- _About this task_
Read through the records. Copy each line that has the word "reeds".

- _Dataset extract_

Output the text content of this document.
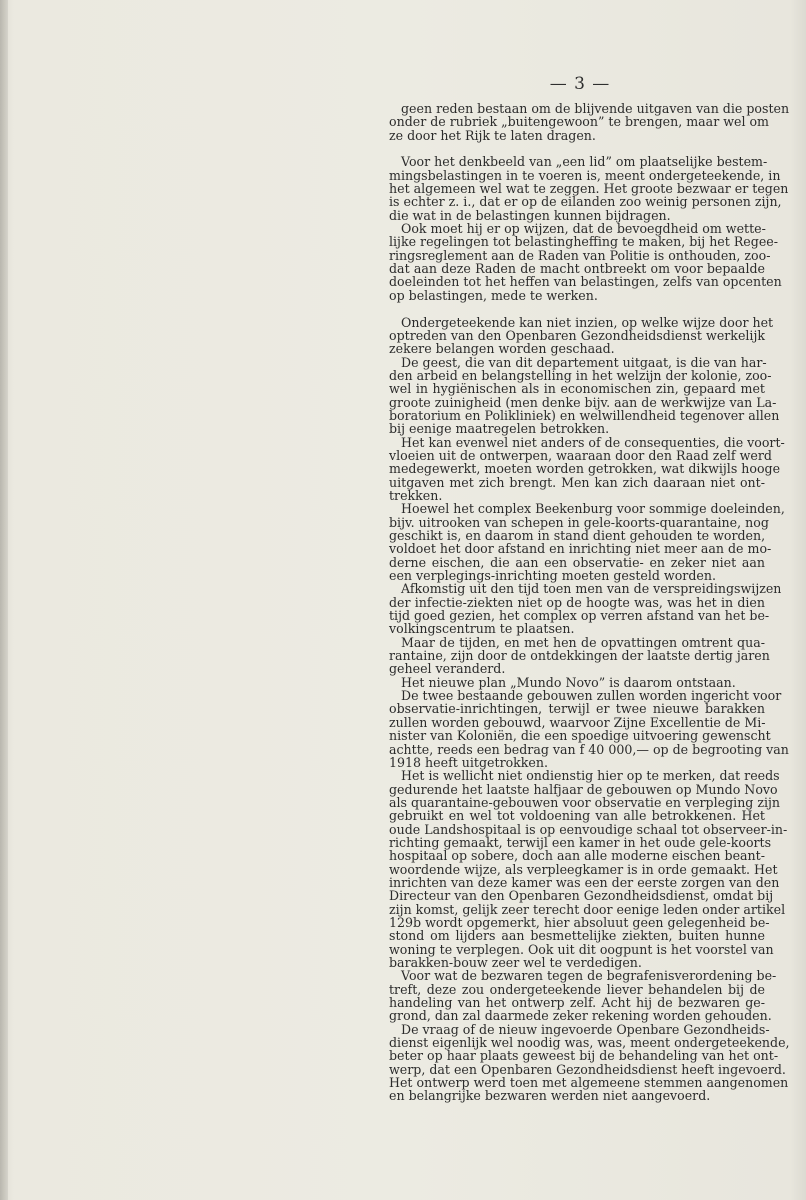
— 3 —
geen reden bestaan om de blijvende uitgaven van die posten
onder de rubriek „buitengewoon” te brengen, maar wel om
ze door het Rijk te laten dragen.
Voor het denkbeeld van „een lid” om plaatselijke bestem-
mingsbelastingen in te voeren is, meent ondergeteekende, in
het algemeen wel wat te zeggen. Het groote bezwaar er tegen
is echter z. i., dat er op de eilanden zoo weinig personen zijn,
die wat in de belastingen kunnen bijdragen.
Ook moet hij er op wijzen, dat de bevoegdheid om wette-
lijke regelingen tot belastingheffing te maken, bij het Regee-
ringsreglement aan de Raden van Politie is onthouden, zoo-
dat aan deze Raden de macht ontbreekt om voor bepaalde
doeleinden tot het heffen van belastingen, zelfs van opcenten
op belastingen, mede te werken.
Ondergeteekende kan niet inzien, op welke wijze door het
optreden van den Openbaren Gezondheidsdienst werkelijk
zekere belangen worden geschaad.
De geest, die van dit departement uitgaat, is die van har-
den arbeid en belangstelling in het welzijn der kolonie, zoo-
wel in hygiënischen als in economischen zin, gepaard met
groote zuinigheid (men denke bijv. aan de werkwijze van La-
boratorium en Polikliniek) en welwillendheid tegenover allen
bij eenige maatregelen betrokken.
Het kan evenwel niet anders of de consequenties, die voort-
vloeien uit de ontwerpen, waaraan door den Raad zelf werd
medegewerkt, moeten worden getrokken, wat dikwijls hooge
uitgaven met zich brengt. Men kan zich daaraan niet ont-
trekken.
Hoewel het complex Beekenburg voor sommige doeleinden,
bijv. uitrooken van schepen in gele-koorts-quarantaine, nog
geschikt is, en daarom in stand dient gehouden te worden,
voldoet het door afstand en inrichting niet meer aan de mo-
derne eischen, die aan een observatie- en zeker niet aan
een verplegings-inrichting moeten gesteld worden.
Afkomstig uit den tijd toen men van de verspreidingswijzen
der infectie-ziekten niet op de hoogte was, was het in dien
tijd goed gezien, het complex op verren afstand van het be-
volkingscentrum te plaatsen.
Maar de tijden, en met hen de opvattingen omtrent qua-
rantaine, zijn door de ontdekkingen der laatste dertig jaren
geheel veranderd.
Het nieuwe plan „Mundo Novo” is daarom ontstaan.
De twee bestaande gebouwen zullen worden ingericht voor
observatie-inrichtingen, terwijl er twee nieuwe barakken
zullen worden gebouwd, waarvoor Zijne Excellentie de Mi-
nister van Koloniën, die een spoedige uitvoering gewenscht
achtte, reeds een bedrag van f 40 000,— op de begrooting van
1918 heeft uitgetrokken.
Het is wellicht niet ondienstig hier op te merken, dat reeds
gedurende het laatste halfjaar de gebouwen op Mundo Novo
als quarantaine-gebouwen voor observatie en verpleging zijn
gebruikt en wel tot voldoening van alle betrokkenen. Het
oude Landshospitaal is op eenvoudige schaal tot observeer-in-
richting gemaakt, terwijl een kamer in het oude gele-koorts
hospitaal op sobere, doch aan alle moderne eischen beant-
woordende wijze, als verpleegkamer is in orde gemaakt. Het
inrichten van deze kamer was een der eerste zorgen van den
Directeur van den Openbaren Gezondheidsdienst, omdat bij
zijn komst, gelijk zeer terecht door eenige leden onder artikel
129b wordt opgemerkt, hier absoluut geen gelegenheid be-
stond om lijders aan besmettelijke ziekten, buiten hunne
woning te verplegen. Ook uit dit oogpunt is het voorstel van
barakken-bouw zeer wel te verdedigen.
Voor wat de bezwaren tegen de begrafenisverordening be-
treft, deze zou ondergeteekende liever behandelen bij de
handeling van het ontwerp zelf. Acht hij de bezwaren ge-
grond, dan zal daarmede zeker rekening worden gehouden.
De vraag of de nieuw ingevoerde Openbare Gezondheids-
dienst eigenlijk wel noodig was, was, meent ondergeteekende,
beter op haar plaats geweest bij de behandeling van het ont-
werp, dat een Openbaren Gezondheidsdienst heeft ingevoerd.
Het ontwerp werd toen met algemeene stemmen aangenomen
en belangrijke bezwaren werden niet aangevoerd.
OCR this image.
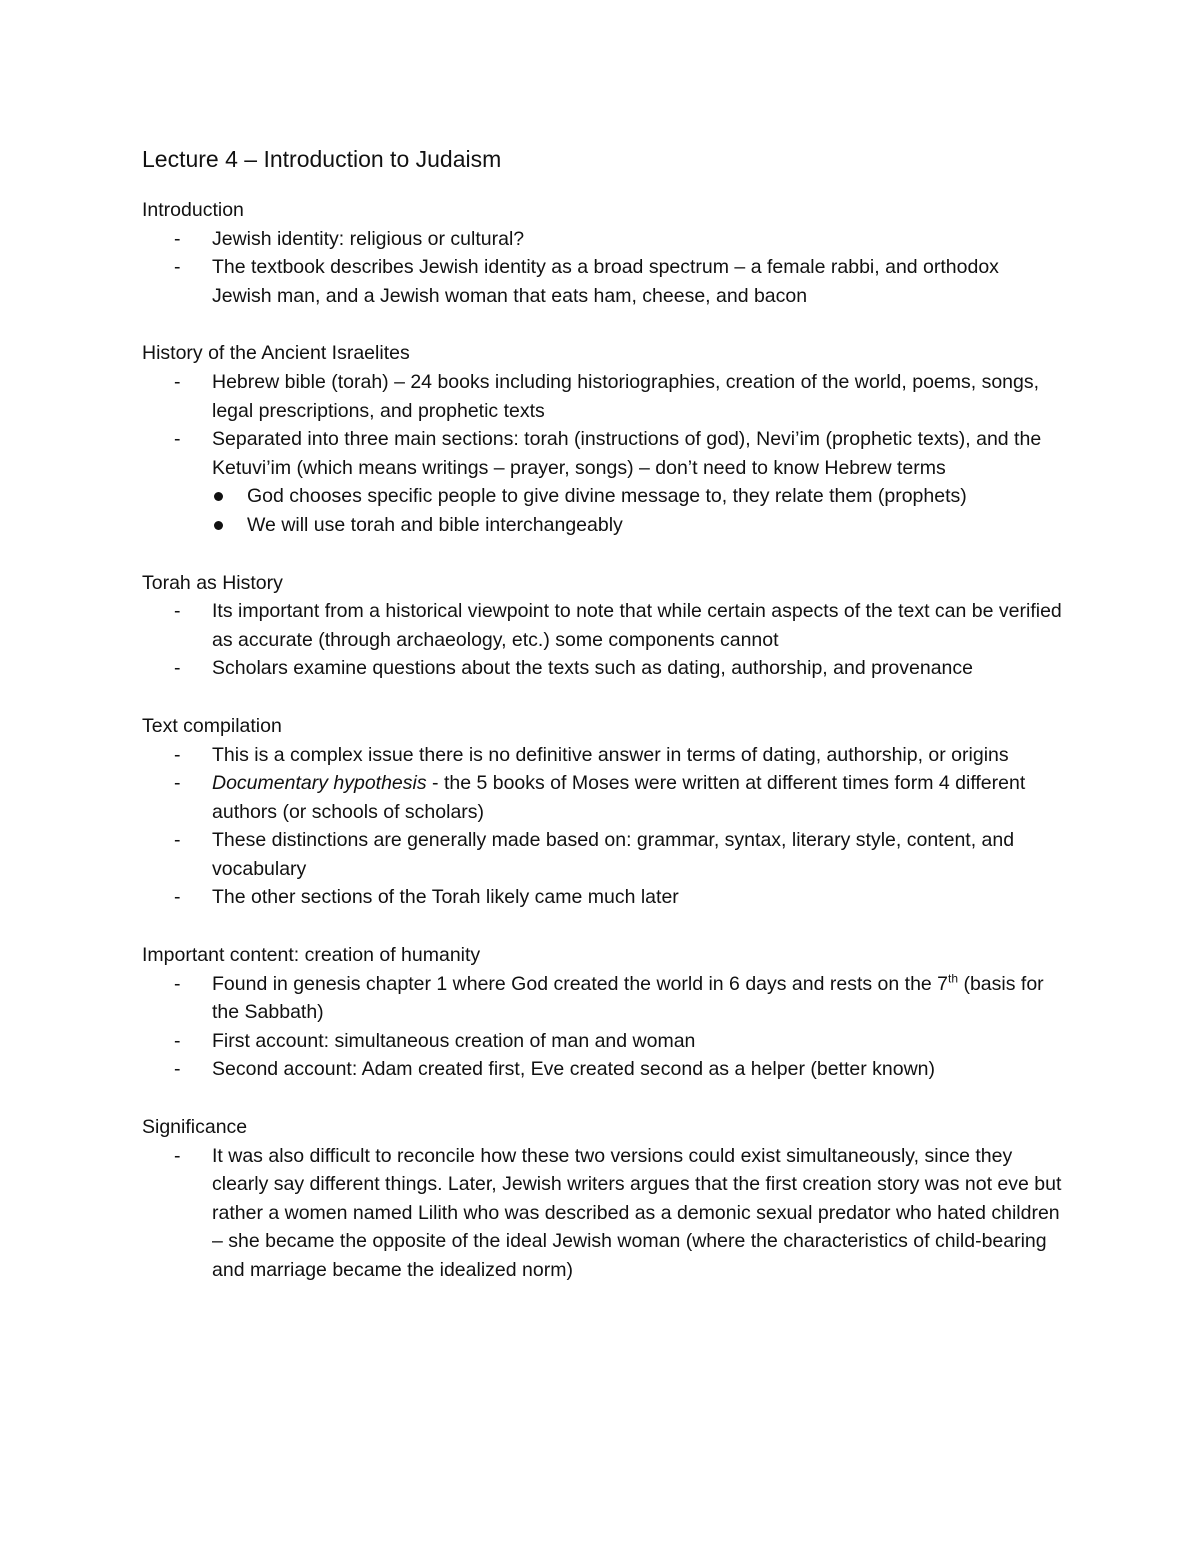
Lecture 4 – Introduction to Judaism

Introduction

- Jewish identity: religious or cultural?
- The textbook describes Jewish identity as a broad spectrum – a female rabbi, and orthodox Jewish man, and a Jewish woman that eats ham, cheese, and bacon

History of the Ancient Israelites

- Hebrew bible (torah) – 24 books including historiographies, creation of the world, poems, songs, legal prescriptions, and prophetic texts
- Separated into three main sections: torah (instructions of god), Nevi’im (prophetic texts), and the Ketuvi’im (which means writings – prayer, songs) – don’t need to know Hebrew terms
God chooses specific people to give divine message to, they relate them (prophets)
We will use torah and bible interchangeably

Torah as History

- Its important from a historical viewpoint to note that while certain aspects of the text can be verified as accurate (through archaeology, etc.) some components cannot
- Scholars examine questions about the texts such as dating, authorship, and provenance

Text compilation

- This is a complex issue there is no definitive answer in terms of dating, authorship, or origins
- Documentary hypothesis - the 5 books of Moses were written at different times form 4 different authors (or schools of scholars)
- These distinctions are generally made based on: grammar, syntax, literary style, content, and vocabulary
- The other sections of the Torah likely came much later

Important content: creation of humanity

- Found in genesis chapter 1 where God created the world in 6 days and rests on the 7th (basis for the Sabbath)
- First account: simultaneous creation of man and woman
- Second account: Adam created first, Eve created second as a helper (better known)

Significance

- It was also difficult to reconcile how these two versions could exist simultaneously, since they clearly say different things. Later, Jewish writers argues that the first creation story was not eve but rather a women named Lilith who was described as a demonic sexual predator who hated children – she became the opposite of the ideal Jewish woman (where the characteristics of child-bearing and marriage became the idealized norm)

- _Task answer_
achtte, reeds een bedrag van f 40 000,— op de begrooting van
Het is wellicht niet ondienstig hier op te merken, dat reeds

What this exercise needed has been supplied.